▶ Your task: Copy each line of the entries beneath that contains the word "Advertising".

▶ Data:

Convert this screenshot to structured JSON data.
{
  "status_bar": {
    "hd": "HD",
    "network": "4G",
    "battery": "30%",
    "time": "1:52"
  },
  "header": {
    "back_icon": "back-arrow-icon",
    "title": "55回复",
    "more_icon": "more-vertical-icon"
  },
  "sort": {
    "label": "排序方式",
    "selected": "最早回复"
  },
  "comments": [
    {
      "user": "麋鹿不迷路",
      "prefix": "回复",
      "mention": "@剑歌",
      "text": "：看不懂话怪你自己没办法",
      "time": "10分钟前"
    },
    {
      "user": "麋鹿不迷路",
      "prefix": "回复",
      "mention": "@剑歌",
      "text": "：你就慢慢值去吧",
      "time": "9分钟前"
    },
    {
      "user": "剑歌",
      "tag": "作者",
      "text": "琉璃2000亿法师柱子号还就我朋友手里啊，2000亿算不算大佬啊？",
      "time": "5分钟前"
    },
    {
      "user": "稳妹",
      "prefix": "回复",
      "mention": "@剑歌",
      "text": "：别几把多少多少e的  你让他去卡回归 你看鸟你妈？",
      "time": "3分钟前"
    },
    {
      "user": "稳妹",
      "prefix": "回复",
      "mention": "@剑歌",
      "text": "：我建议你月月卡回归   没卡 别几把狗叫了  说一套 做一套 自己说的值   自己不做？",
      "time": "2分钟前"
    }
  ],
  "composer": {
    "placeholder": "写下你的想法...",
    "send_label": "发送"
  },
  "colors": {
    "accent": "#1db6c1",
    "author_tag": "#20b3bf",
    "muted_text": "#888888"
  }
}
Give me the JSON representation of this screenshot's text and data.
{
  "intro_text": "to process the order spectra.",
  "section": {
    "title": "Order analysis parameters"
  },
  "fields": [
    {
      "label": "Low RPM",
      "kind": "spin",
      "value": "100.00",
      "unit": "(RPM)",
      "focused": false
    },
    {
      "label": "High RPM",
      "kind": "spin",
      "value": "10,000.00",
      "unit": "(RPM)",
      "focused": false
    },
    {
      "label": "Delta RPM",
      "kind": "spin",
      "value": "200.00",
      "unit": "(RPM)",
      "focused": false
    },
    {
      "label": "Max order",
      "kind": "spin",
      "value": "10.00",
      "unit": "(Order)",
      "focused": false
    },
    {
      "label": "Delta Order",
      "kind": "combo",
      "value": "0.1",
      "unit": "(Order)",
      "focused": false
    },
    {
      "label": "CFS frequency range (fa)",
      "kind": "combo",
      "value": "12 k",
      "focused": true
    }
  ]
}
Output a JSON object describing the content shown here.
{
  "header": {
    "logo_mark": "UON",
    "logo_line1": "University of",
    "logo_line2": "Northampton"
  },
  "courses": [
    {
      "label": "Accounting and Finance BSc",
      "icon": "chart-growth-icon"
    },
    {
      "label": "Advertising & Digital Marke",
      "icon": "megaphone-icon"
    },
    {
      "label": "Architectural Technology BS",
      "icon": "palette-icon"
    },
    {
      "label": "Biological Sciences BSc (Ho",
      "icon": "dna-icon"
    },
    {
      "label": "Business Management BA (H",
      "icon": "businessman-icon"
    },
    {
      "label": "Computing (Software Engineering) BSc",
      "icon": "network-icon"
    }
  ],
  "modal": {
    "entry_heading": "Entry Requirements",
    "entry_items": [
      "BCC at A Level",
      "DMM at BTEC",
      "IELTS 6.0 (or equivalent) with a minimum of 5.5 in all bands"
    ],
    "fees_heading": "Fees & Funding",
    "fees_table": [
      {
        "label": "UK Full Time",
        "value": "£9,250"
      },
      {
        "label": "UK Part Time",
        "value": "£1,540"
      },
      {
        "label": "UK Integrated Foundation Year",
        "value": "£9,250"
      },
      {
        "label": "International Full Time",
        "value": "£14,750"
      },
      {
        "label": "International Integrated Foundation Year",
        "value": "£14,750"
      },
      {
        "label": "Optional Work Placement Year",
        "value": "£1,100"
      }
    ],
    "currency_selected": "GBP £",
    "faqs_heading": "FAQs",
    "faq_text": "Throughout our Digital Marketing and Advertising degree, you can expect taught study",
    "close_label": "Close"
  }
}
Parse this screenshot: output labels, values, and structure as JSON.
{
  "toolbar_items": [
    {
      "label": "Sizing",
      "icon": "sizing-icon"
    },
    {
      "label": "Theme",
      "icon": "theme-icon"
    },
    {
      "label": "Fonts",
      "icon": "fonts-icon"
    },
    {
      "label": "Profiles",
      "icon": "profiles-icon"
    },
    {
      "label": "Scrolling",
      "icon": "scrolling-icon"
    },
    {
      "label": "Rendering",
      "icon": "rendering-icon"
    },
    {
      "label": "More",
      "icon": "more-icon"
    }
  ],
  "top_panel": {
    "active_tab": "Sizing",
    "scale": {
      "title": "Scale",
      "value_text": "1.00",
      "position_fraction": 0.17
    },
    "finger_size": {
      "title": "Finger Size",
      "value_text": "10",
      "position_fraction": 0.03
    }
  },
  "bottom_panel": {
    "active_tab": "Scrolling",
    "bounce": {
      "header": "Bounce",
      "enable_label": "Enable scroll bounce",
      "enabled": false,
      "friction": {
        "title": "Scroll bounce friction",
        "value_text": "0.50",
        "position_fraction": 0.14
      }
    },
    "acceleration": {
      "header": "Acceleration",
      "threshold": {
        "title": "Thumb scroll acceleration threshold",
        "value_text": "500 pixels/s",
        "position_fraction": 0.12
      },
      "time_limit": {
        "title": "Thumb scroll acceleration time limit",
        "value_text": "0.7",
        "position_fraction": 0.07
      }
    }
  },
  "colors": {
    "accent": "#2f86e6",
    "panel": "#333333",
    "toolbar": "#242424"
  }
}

▶ Expected answer:
      "label": "Advertising & Digital Marke",
    "faq_text": "Throughout our Digital Marketing and Advertising degree, you can expect taught study",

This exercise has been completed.